-- start of Input data --

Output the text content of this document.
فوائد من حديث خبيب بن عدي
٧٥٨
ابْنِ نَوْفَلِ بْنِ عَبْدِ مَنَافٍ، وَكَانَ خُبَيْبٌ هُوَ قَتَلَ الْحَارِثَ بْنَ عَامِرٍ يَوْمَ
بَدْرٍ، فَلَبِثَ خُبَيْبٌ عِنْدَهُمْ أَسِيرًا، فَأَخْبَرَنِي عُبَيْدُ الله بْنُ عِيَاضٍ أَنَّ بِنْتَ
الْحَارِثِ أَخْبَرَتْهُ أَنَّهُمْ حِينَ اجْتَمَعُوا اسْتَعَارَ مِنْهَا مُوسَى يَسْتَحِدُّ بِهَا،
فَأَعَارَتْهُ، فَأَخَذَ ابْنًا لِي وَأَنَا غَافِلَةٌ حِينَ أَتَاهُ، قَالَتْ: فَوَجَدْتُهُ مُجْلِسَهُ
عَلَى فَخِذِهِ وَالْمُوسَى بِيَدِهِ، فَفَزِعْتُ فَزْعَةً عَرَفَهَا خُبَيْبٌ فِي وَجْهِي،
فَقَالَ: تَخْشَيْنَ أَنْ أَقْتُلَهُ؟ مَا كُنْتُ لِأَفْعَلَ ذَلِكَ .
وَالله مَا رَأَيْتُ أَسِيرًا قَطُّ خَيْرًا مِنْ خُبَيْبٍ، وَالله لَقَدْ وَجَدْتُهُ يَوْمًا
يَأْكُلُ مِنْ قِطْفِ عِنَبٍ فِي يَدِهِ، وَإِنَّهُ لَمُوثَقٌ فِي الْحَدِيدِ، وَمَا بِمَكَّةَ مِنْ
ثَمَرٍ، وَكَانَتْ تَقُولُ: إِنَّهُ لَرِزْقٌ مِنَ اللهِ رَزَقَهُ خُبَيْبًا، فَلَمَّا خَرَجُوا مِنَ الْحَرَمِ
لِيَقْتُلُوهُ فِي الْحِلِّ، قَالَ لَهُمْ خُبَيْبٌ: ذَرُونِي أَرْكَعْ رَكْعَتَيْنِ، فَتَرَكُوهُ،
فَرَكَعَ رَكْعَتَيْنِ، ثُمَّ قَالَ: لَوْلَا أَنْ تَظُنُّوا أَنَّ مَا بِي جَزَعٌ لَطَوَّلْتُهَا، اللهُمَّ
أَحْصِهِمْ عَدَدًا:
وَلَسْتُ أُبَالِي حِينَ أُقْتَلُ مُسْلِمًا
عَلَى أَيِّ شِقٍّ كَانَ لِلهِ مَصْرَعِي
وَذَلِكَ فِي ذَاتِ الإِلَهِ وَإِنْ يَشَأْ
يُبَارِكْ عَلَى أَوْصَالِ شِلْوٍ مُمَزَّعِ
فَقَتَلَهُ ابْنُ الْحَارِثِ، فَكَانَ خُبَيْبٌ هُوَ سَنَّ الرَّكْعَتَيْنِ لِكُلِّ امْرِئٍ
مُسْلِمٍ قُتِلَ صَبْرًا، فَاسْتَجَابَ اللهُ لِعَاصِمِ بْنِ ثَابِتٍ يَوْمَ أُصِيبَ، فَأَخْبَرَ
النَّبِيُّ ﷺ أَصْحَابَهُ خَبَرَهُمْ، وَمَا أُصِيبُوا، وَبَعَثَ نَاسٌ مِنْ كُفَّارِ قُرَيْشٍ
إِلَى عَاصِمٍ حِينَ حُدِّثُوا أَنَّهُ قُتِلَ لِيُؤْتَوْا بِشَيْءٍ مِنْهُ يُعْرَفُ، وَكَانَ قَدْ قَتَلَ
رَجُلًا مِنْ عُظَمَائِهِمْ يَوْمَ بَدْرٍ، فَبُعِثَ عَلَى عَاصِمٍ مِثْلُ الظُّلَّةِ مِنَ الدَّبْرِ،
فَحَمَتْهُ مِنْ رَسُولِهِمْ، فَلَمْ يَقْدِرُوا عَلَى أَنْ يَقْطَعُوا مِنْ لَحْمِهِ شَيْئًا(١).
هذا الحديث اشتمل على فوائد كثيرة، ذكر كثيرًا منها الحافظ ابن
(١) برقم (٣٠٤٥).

-- end of Input data --

Restate every entry word for word.

Output the text content of this document.
فوائد من حديث خبيب بن عدي
٧٥٨
ابْنِ نَوْفَلِ بْنِ عَبْدِ مَنَافٍ، وَكَانَ خُبَيْبٌ هُوَ قَتَلَ الْحَارِثَ بْنَ عَامِرٍ يَوْمَ
بَدْرٍ، فَلَبِثَ خُبَيْبٌ عِنْدَهُمْ أَسِيرًا، فَأَخْبَرَنِي عُبَيْدُ الله بْنُ عِيَاضٍ أَنَّ بِنْتَ
الْحَارِثِ أَخْبَرَتْهُ أَنَّهُمْ حِينَ اجْتَمَعُوا اسْتَعَارَ مِنْهَا مُوسَى يَسْتَحِدُّ بِهَا،
فَأَعَارَتْهُ، فَأَخَذَ ابْنًا لِي وَأَنَا غَافِلَةٌ حِينَ أَتَاهُ، قَالَتْ: فَوَجَدْتُهُ مُجْلِسَهُ
عَلَى فَخِذِهِ وَالْمُوسَى بِيَدِهِ، فَفَزِعْتُ فَزْعَةً عَرَفَهَا خُبَيْبٌ فِي وَجْهِي،
فَقَالَ: تَخْشَيْنَ أَنْ أَقْتُلَهُ؟ مَا كُنْتُ لِأَفْعَلَ ذَلِكَ .
وَالله مَا رَأَيْتُ أَسِيرًا قَطُّ خَيْرًا مِنْ خُبَيْبٍ، وَالله لَقَدْ وَجَدْتُهُ يَوْمًا
يَأْكُلُ مِنْ قِطْفِ عِنَبٍ فِي يَدِهِ، وَإِنَّهُ لَمُوثَقٌ فِي الْحَدِيدِ، وَمَا بِمَكَّةَ مِنْ
ثَمَرٍ، وَكَانَتْ تَقُولُ: إِنَّهُ لَرِزْقٌ مِنَ اللهِ رَزَقَهُ خُبَيْبًا، فَلَمَّا خَرَجُوا مِنَ الْحَرَمِ
لِيَقْتُلُوهُ فِي الْحِلِّ، قَالَ لَهُمْ خُبَيْبٌ: ذَرُونِي أَرْكَعْ رَكْعَتَيْنِ، فَتَرَكُوهُ،
فَرَكَعَ رَكْعَتَيْنِ، ثُمَّ قَالَ: لَوْلَا أَنْ تَظُنُّوا أَنَّ مَا بِي جَزَعٌ لَطَوَّلْتُهَا، اللهُمَّ
أَحْصِهِمْ عَدَدًا:
وَلَسْتُ أُبَالِي حِينَ أُقْتَلُ مُسْلِمًا
عَلَى أَيِّ شِقٍّ كَانَ لِلهِ مَصْرَعِي
وَذَلِكَ فِي ذَاتِ الإِلَهِ وَإِنْ يَشَأْ
يُبَارِكْ عَلَى أَوْصَالِ شِلْوٍ مُمَزَّعِ
فَقَتَلَهُ ابْنُ الْحَارِثِ، فَكَانَ خُبَيْبٌ هُوَ سَنَّ الرَّكْعَتَيْنِ لِكُلِّ امْرِئٍ
مُسْلِمٍ قُتِلَ صَبْرًا، فَاسْتَجَابَ اللهُ لِعَاصِمِ بْنِ ثَابِتٍ يَوْمَ أُصِيبَ، فَأَخْبَرَ
النَّبِيُّ ﷺ أَصْحَابَهُ خَبَرَهُمْ، وَمَا أُصِيبُوا، وَبَعَثَ نَاسٌ مِنْ كُفَّارِ قُرَيْشٍ
إِلَى عَاصِمٍ حِينَ حُدِّثُوا أَنَّهُ قُتِلَ لِيُؤْتَوْا بِشَيْءٍ مِنْهُ يُعْرَفُ، وَكَانَ قَدْ قَتَلَ
رَجُلًا مِنْ عُظَمَائِهِمْ يَوْمَ بَدْرٍ، فَبُعِثَ عَلَى عَاصِمٍ مِثْلُ الظُّلَّةِ مِنَ الدَّبْرِ،
فَحَمَتْهُ مِنْ رَسُولِهِمْ، فَلَمْ يَقْدِرُوا عَلَى أَنْ يَقْطَعُوا مِنْ لَحْمِهِ شَيْئًا(١).
هذا الحديث اشتمل على فوائد كثيرة، ذكر كثيرًا منها الحافظ ابن
(١) برقم (٣٠٤٥).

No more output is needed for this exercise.